**What is asked**
Print the data exactly, leaving nothing out.

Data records
□ □ □ □ □

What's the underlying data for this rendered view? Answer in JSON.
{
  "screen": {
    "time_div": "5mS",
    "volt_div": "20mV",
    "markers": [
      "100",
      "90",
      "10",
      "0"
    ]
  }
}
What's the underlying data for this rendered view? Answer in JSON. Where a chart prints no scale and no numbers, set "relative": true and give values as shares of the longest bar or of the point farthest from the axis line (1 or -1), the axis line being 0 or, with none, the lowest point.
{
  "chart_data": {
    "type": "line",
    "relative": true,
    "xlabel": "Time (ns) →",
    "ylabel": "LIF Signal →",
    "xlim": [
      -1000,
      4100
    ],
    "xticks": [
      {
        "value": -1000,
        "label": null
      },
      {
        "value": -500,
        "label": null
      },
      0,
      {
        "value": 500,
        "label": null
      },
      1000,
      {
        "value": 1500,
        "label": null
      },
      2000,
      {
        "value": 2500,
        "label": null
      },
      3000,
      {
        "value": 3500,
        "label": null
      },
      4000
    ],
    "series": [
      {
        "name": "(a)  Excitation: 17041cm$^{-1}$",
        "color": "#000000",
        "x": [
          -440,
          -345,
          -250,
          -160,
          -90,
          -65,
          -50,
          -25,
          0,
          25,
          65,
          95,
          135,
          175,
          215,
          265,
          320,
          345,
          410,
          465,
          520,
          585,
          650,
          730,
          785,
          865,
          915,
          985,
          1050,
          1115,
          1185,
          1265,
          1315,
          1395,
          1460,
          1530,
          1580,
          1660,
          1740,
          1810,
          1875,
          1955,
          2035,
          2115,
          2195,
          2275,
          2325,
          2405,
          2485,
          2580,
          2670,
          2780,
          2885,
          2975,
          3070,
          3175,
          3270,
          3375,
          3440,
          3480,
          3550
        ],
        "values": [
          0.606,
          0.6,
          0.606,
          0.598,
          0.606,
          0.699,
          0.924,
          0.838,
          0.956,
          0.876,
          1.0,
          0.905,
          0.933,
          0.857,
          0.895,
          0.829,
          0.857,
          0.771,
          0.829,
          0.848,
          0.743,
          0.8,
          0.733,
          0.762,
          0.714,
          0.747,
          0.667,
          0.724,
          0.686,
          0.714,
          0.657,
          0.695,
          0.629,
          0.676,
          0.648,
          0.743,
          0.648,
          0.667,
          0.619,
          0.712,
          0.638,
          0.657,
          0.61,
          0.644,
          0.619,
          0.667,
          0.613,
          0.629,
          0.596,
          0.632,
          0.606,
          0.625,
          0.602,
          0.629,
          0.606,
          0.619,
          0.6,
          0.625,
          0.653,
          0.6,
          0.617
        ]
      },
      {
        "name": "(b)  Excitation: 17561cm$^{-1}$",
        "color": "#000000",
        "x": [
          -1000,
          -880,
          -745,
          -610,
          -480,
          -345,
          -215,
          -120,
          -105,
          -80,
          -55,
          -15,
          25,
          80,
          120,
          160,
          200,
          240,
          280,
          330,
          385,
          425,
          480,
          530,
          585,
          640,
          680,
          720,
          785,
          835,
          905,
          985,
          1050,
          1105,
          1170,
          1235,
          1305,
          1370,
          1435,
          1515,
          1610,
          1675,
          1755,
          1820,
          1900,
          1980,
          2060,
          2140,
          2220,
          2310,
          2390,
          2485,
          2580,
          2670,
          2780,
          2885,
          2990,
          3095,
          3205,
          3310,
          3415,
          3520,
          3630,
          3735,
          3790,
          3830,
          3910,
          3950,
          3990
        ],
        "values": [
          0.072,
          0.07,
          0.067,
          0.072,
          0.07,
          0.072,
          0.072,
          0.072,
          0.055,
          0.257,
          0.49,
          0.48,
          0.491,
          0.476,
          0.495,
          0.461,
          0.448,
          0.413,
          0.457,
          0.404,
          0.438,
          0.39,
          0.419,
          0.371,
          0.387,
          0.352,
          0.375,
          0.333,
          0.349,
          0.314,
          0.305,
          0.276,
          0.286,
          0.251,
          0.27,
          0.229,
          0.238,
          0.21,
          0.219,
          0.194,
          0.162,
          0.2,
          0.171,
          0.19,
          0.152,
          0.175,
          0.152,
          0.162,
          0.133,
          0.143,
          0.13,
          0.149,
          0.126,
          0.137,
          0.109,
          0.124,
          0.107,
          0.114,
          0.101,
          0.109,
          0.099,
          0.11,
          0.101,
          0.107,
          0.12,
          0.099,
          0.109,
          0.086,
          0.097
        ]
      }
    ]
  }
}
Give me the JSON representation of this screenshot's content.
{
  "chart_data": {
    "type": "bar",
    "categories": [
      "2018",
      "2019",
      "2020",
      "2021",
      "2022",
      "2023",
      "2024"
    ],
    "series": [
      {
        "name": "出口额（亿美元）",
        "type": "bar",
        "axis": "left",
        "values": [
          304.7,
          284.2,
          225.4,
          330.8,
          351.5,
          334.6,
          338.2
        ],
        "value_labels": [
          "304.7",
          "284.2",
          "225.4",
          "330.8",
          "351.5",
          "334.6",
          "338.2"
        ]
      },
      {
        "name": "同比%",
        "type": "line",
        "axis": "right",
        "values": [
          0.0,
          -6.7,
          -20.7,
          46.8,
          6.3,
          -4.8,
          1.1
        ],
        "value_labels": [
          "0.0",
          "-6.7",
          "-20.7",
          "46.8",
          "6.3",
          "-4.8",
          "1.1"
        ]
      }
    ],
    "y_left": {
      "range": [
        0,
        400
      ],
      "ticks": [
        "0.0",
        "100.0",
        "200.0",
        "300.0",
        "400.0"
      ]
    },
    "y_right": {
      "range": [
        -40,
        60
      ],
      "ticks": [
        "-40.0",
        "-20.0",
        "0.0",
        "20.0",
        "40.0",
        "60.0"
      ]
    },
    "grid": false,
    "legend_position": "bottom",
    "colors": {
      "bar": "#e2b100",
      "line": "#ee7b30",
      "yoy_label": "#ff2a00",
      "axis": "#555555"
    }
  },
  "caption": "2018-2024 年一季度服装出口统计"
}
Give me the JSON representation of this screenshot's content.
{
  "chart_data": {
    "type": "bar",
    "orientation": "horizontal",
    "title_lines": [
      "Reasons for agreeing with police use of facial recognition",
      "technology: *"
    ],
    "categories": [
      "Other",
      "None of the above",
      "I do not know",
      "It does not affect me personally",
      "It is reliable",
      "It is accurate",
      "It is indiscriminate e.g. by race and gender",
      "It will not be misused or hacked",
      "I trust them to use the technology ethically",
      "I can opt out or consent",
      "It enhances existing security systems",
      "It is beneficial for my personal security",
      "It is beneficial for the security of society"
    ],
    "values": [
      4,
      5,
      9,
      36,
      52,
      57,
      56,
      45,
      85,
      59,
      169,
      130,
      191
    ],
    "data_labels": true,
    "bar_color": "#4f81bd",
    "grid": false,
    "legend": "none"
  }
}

□ □ □ □ □

**Problem solution**
What's the underlying data for this rendered view? Answer in JSON.
{
  "screen": {
    "time_div": "5mS",
    "volt_div": "20mV",
    "markers": [
      "100",
      "90",
      "10",
      "0"
    ]
  }
}
What's the underlying data for this rendered view? Answer in JSON. Where a chart prints no scale and no numbers, set "relative": true and give values as shares of the longest bar or of the point farthest from the axis line (1 or -1), the axis line being 0 or, with none, the lowest point.
{
  "chart_data": {
    "type": "line",
    "relative": true,
    "xlabel": "Time (ns) →",
    "ylabel": "LIF Signal →",
    "xlim": [
      -1000,
      4100
    ],
    "xticks": [
      {
        "value": -1000,
        "label": null
      },
      {
        "value": -500,
        "label": null
      },
      0,
      {
        "value": 500,
        "label": null
      },
      1000,
      {
        "value": 1500,
        "label": null
      },
      2000,
      {
        "value": 2500,
        "label": null
      },
      3000,
      {
        "value": 3500,
        "label": null
      },
      4000
    ],
    "series": [
      {
        "name": "(a)  Excitation: 17041cm$^{-1}$",
        "color": "#000000",
        "x": [
          -440,
          -345,
          -250,
          -160,
          -90,
          -65,
          -50,
          -25,
          0,
          25,
          65,
          95,
          135,
          175,
          215,
          265,
          320,
          345,
          410,
          465,
          520,
          585,
          650,
          730,
          785,
          865,
          915,
          985,
          1050,
          1115,
          1185,
          1265,
          1315,
          1395,
          1460,
          1530,
          1580,
          1660,
          1740,
          1810,
          1875,
          1955,
          2035,
          2115,
          2195,
          2275,
          2325,
          2405,
          2485,
          2580,
          2670,
          2780,
          2885,
          2975,
          3070,
          3175,
          3270,
          3375,
          3440,
          3480,
          3550
        ],
        "values": [
          0.606,
          0.6,
          0.606,
          0.598,
          0.606,
          0.699,
          0.924,
          0.838,
          0.956,
          0.876,
          1.0,
          0.905,
          0.933,
          0.857,
          0.895,
          0.829,
          0.857,
          0.771,
          0.829,
          0.848,
          0.743,
          0.8,
          0.733,
          0.762,
          0.714,
          0.747,
          0.667,
          0.724,
          0.686,
          0.714,
          0.657,
          0.695,
          0.629,
          0.676,
          0.648,
          0.743,
          0.648,
          0.667,
          0.619,
          0.712,
          0.638,
          0.657,
          0.61,
          0.644,
          0.619,
          0.667,
          0.613,
          0.629,
          0.596,
          0.632,
          0.606,
          0.625,
          0.602,
          0.629,
          0.606,
          0.619,
          0.6,
          0.625,
          0.653,
          0.6,
          0.617
        ]
      },
      {
        "name": "(b)  Excitation: 17561cm$^{-1}$",
        "color": "#000000",
        "x": [
          -1000,
          -880,
          -745,
          -610,
          -480,
          -345,
          -215,
          -120,
          -105,
          -80,
          -55,
          -15,
          25,
          80,
          120,
          160,
          200,
          240,
          280,
          330,
          385,
          425,
          480,
          530,
          585,
          640,
          680,
          720,
          785,
          835,
          905,
          985,
          1050,
          1105,
          1170,
          1235,
          1305,
          1370,
          1435,
          1515,
          1610,
          1675,
          1755,
          1820,
          1900,
          1980,
          2060,
          2140,
          2220,
          2310,
          2390,
          2485,
          2580,
          2670,
          2780,
          2885,
          2990,
          3095,
          3205,
          3310,
          3415,
          3520,
          3630,
          3735,
          3790,
          3830,
          3910,
          3950,
          3990
        ],
        "values": [
          0.072,
          0.07,
          0.067,
          0.072,
          0.07,
          0.072,
          0.072,
          0.072,
          0.055,
          0.257,
          0.49,
          0.48,
          0.491,
          0.476,
          0.495,
          0.461,
          0.448,
          0.413,
          0.457,
          0.404,
          0.438,
          0.39,
          0.419,
          0.371,
          0.387,
          0.352,
          0.375,
          0.333,
          0.349,
          0.314,
          0.305,
          0.276,
          0.286,
          0.251,
          0.27,
          0.229,
          0.238,
          0.21,
          0.219,
          0.194,
          0.162,
          0.2,
          0.171,
          0.19,
          0.152,
          0.175,
          0.152,
          0.162,
          0.133,
          0.143,
          0.13,
          0.149,
          0.126,
          0.137,
          0.109,
          0.124,
          0.107,
          0.114,
          0.101,
          0.109,
          0.099,
          0.11,
          0.101,
          0.107,
          0.12,
          0.099,
          0.109,
          0.086,
          0.097
        ]
      }
    ]
  }
}
Give me the JSON representation of this screenshot's content.
{
  "chart_data": {
    "type": "bar",
    "categories": [
      "2018",
      "2019",
      "2020",
      "2021",
      "2022",
      "2023",
      "2024"
    ],
    "series": [
      {
        "name": "出口额（亿美元）",
        "type": "bar",
        "axis": "left",
        "values": [
          304.7,
          284.2,
          225.4,
          330.8,
          351.5,
          334.6,
          338.2
        ],
        "value_labels": [
          "304.7",
          "284.2",
          "225.4",
          "330.8",
          "351.5",
          "334.6",
          "338.2"
        ]
      },
      {
        "name": "同比%",
        "type": "line",
        "axis": "right",
        "values": [
          0.0,
          -6.7,
          -20.7,
          46.8,
          6.3,
          -4.8,
          1.1
        ],
        "value_labels": [
          "0.0",
          "-6.7",
          "-20.7",
          "46.8",
          "6.3",
          "-4.8",
          "1.1"
        ]
      }
    ],
    "y_left": {
      "range": [
        0,
        400
      ],
      "ticks": [
        "0.0",
        "100.0",
        "200.0",
        "300.0",
        "400.0"
      ]
    },
    "y_right": {
      "range": [
        -40,
        60
      ],
      "ticks": [
        "-40.0",
        "-20.0",
        "0.0",
        "20.0",
        "40.0",
        "60.0"
      ]
    },
    "grid": false,
    "legend_position": "bottom",
    "colors": {
      "bar": "#e2b100",
      "line": "#ee7b30",
      "yoy_label": "#ff2a00",
      "axis": "#555555"
    }
  },
  "caption": "2018-2024 年一季度服装出口统计"
}
Give me the JSON representation of this screenshot's content.
{
  "chart_data": {
    "type": "bar",
    "orientation": "horizontal",
    "title_lines": [
      "Reasons for agreeing with police use of facial recognition",
      "technology: *"
    ],
    "categories": [
      "Other",
      "None of the above",
      "I do not know",
      "It does not affect me personally",
      "It is reliable",
      "It is accurate",
      "It is indiscriminate e.g. by race and gender",
      "It will not be misused or hacked",
      "I trust them to use the technology ethically",
      "I can opt out or consent",
      "It enhances existing security systems",
      "It is beneficial for my personal security",
      "It is beneficial for the security of society"
    ],
    "values": [
      4,
      5,
      9,
      36,
      52,
      57,
      56,
      45,
      85,
      59,
      169,
      130,
      191
    ],
    "data_labels": true,
    "bar_color": "#4f81bd",
    "grid": false,
    "legend": "none"
  }
}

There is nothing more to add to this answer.